- **TASK BRIEF**:
Return each of the entries below exactly as they appear, line for line, but leave the pictures out.

- **RECORDS SHOWN**:
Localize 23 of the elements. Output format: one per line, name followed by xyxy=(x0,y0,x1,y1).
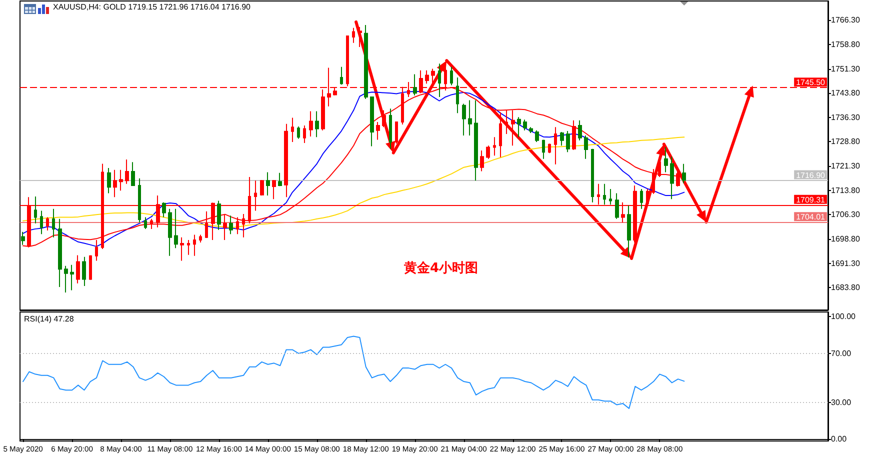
y-tick-label: 1698.80 xyxy=(831,234,860,244)
chart-title: RSI(14) 47.28 xyxy=(24,314,74,324)
y-tick-label: 1758.80 xyxy=(831,40,860,49)
y-tick-label: 70.00 xyxy=(831,348,852,358)
ref-line-label: 1716.90 xyxy=(796,170,826,180)
ref-line-label: 1709.31 xyxy=(796,195,826,204)
ref-line-label: 1745.50 xyxy=(796,78,826,88)
y-tick-label: 30.00 xyxy=(831,398,852,407)
y-tick-label: 1691.30 xyxy=(831,258,860,268)
y-tick-label: 0.00 xyxy=(831,434,848,444)
y-tick-label: 1728.80 xyxy=(831,137,860,146)
y-tick-label: 1706.30 xyxy=(831,210,860,220)
y-tick-label: 1721.30 xyxy=(831,162,860,171)
y-tick-label: 1713.80 xyxy=(831,186,860,195)
chart-title: XAUUSD,H4: GOLD 1719.15 1721.96 1716.04 1716.90 xyxy=(53,2,252,12)
y-tick-label: 1736.30 xyxy=(831,112,860,122)
y-tick-label: 1766.30 xyxy=(831,16,860,25)
y-tick-label: 1743.80 xyxy=(831,88,860,98)
y-tick-label: 1751.30 xyxy=(831,64,860,74)
y-tick-label: 1683.80 xyxy=(831,283,860,292)
ref-line-label: 1704.01 xyxy=(796,212,826,222)
annotation: 黄金4小时图 xyxy=(403,261,478,276)
y-tick-label: 100.00 xyxy=(831,312,856,322)
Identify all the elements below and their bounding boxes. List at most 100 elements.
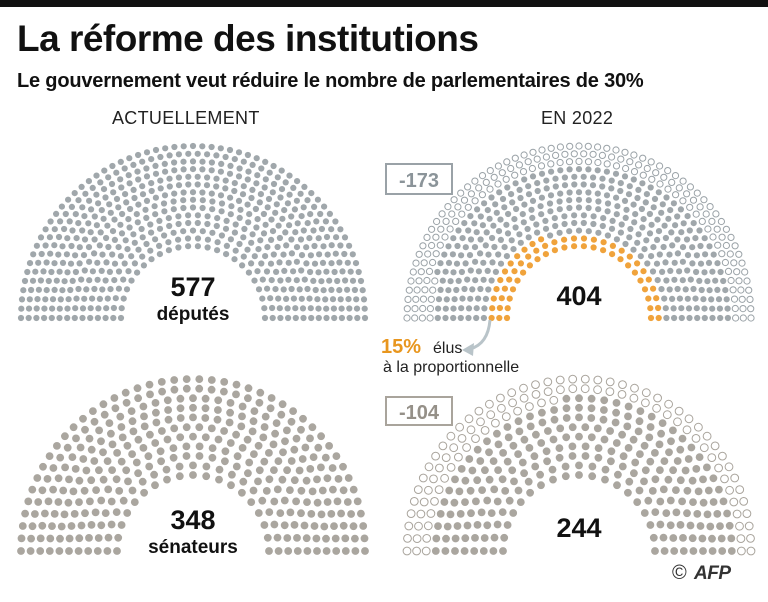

- **SOLUTION TO THIS EXERCISE**:
Localize 23 of the elements. Output format: one per line, name followed by xyxy=(x0,y0,x1,y1).
y-tick-label: 1698.80 xyxy=(831,234,860,244)
chart-title: RSI(14) 47.28 xyxy=(24,314,74,324)
y-tick-label: 1758.80 xyxy=(831,40,860,49)
y-tick-label: 70.00 xyxy=(831,348,852,358)
ref-line-label: 1716.90 xyxy=(796,170,826,180)
ref-line-label: 1709.31 xyxy=(796,195,826,204)
ref-line-label: 1745.50 xyxy=(796,78,826,88)
y-tick-label: 30.00 xyxy=(831,398,852,407)
y-tick-label: 1691.30 xyxy=(831,258,860,268)
y-tick-label: 0.00 xyxy=(831,434,848,444)
y-tick-label: 1728.80 xyxy=(831,137,860,146)
y-tick-label: 1706.30 xyxy=(831,210,860,220)
y-tick-label: 1721.30 xyxy=(831,162,860,171)
y-tick-label: 1713.80 xyxy=(831,186,860,195)
chart-title: XAUUSD,H4: GOLD 1719.15 1721.96 1716.04 1716.90 xyxy=(53,2,252,12)
y-tick-label: 1736.30 xyxy=(831,112,860,122)
y-tick-label: 1766.30 xyxy=(831,16,860,25)
y-tick-label: 1743.80 xyxy=(831,88,860,98)
y-tick-label: 1751.30 xyxy=(831,64,860,74)
y-tick-label: 1683.80 xyxy=(831,283,860,292)
ref-line-label: 1704.01 xyxy=(796,212,826,222)
annotation: 黄金4小时图 xyxy=(403,261,478,276)
y-tick-label: 100.00 xyxy=(831,312,856,322)
Identify all the elements below and their bounding boxes. List at most 100 elements.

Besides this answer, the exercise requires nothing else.